* begin *

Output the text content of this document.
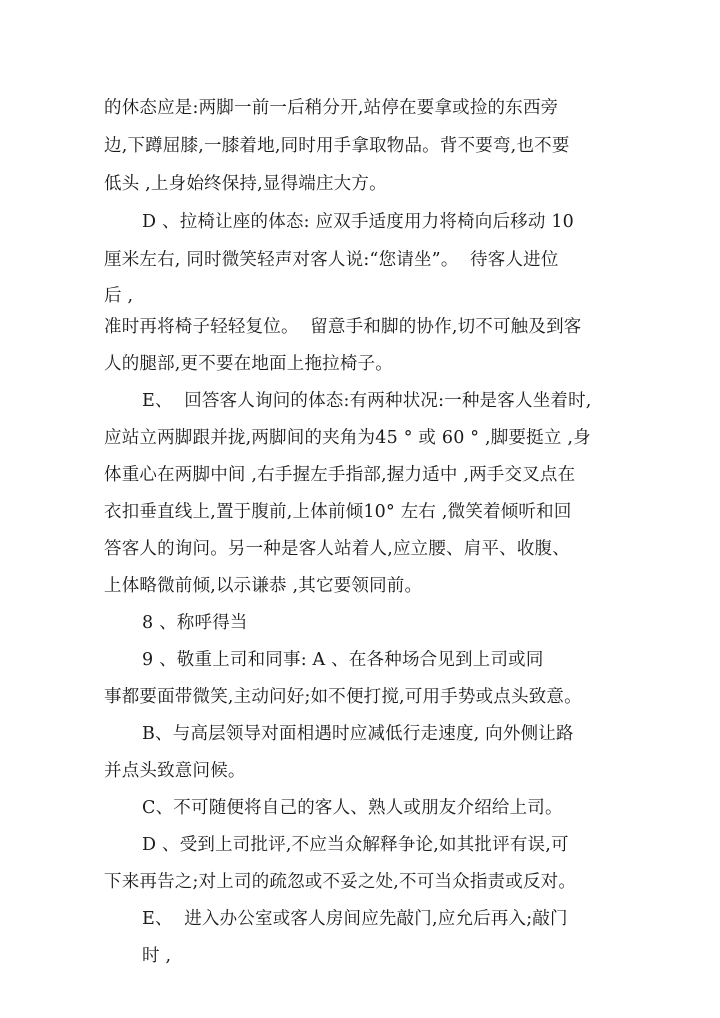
的休态应是:两脚一前一后稍分开,站停在要拿或捡的东西旁
边,下蹲屈膝,一膝着地,同时用手拿取物品。背不要弯,也不要
低头 ,上身始终保持,显得端庄大方。
D 、拉椅让座的体态: 应双手适度用力将椅向后移动 10
厘米左右, 同时微笑轻声对客人说:“您请坐”。  待客人进位
后 ,
准时再将椅子轻轻复位。  留意手和脚的协作,切不可触及到客
人的腿部,更不要在地面上拖拉椅子。
E、  回答客人询问的体态:有两种状况:一种是客人坐着时,
应站立两脚跟并拢,两脚间的夹角为45 ° 或 60 ° ,脚要挺立 ,身
体重心在两脚中间 ,右手握左手指部,握力适中 ,两手交叉点在
衣扣垂直线上,置于腹前,上体前倾10° 左右 ,微笑着倾听和回
答客人的询问。另一种是客人站着人,应立腰、肩平、收腹、
上体略微前倾,以示谦恭 ,其它要领同前。
8 、称呼得当
9 、敬重上司和同事: A 、在各种场合见到上司或同
事都要面带微笑,主动问好;如不便打搅,可用手势或点头致意。
B、与高层领导对面相遇时应减低行走速度, 向外侧让路
并点头致意问候。
C、不可随便将自己的客人、熟人或朋友介绍给上司。
D 、受到上司批评,不应当众解释争论,如其批评有误,可
下来再告之;对上司的疏忽或不妥之处,不可当众指责或反对。
E、  进入办公室或客人房间应先敲门,应允后再入;敲门
时 ,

* end *

#### INSTRUCTIONS TO FOLLOW:
The records above need to be given again exactly. Omit the pictures.

#### EXERCISE OUTPUT:
Output the text content of this document.
的休态应是:两脚一前一后稍分开,站停在要拿或捡的东西旁
边,下蹲屈膝,一膝着地,同时用手拿取物品。背不要弯,也不要
低头 ,上身始终保持,显得端庄大方。
D 、拉椅让座的体态: 应双手适度用力将椅向后移动 10
厘米左右, 同时微笑轻声对客人说:“您请坐”。  待客人进位
后 ,
准时再将椅子轻轻复位。  留意手和脚的协作,切不可触及到客
人的腿部,更不要在地面上拖拉椅子。
E、  回答客人询问的体态:有两种状况:一种是客人坐着时,
应站立两脚跟并拢,两脚间的夹角为45 ° 或 60 ° ,脚要挺立 ,身
体重心在两脚中间 ,右手握左手指部,握力适中 ,两手交叉点在
衣扣垂直线上,置于腹前,上体前倾10° 左右 ,微笑着倾听和回
答客人的询问。另一种是客人站着人,应立腰、肩平、收腹、
上体略微前倾,以示谦恭 ,其它要领同前。
8 、称呼得当
9 、敬重上司和同事: A 、在各种场合见到上司或同
事都要面带微笑,主动问好;如不便打搅,可用手势或点头致意。
B、与高层领导对面相遇时应减低行走速度, 向外侧让路
并点头致意问候。
C、不可随便将自己的客人、熟人或朋友介绍给上司。
D 、受到上司批评,不应当众解释争论,如其批评有误,可
下来再告之;对上司的疏忽或不妥之处,不可当众指责或反对。
E、  进入办公室或客人房间应先敲门,应允后再入;敲门
时 ,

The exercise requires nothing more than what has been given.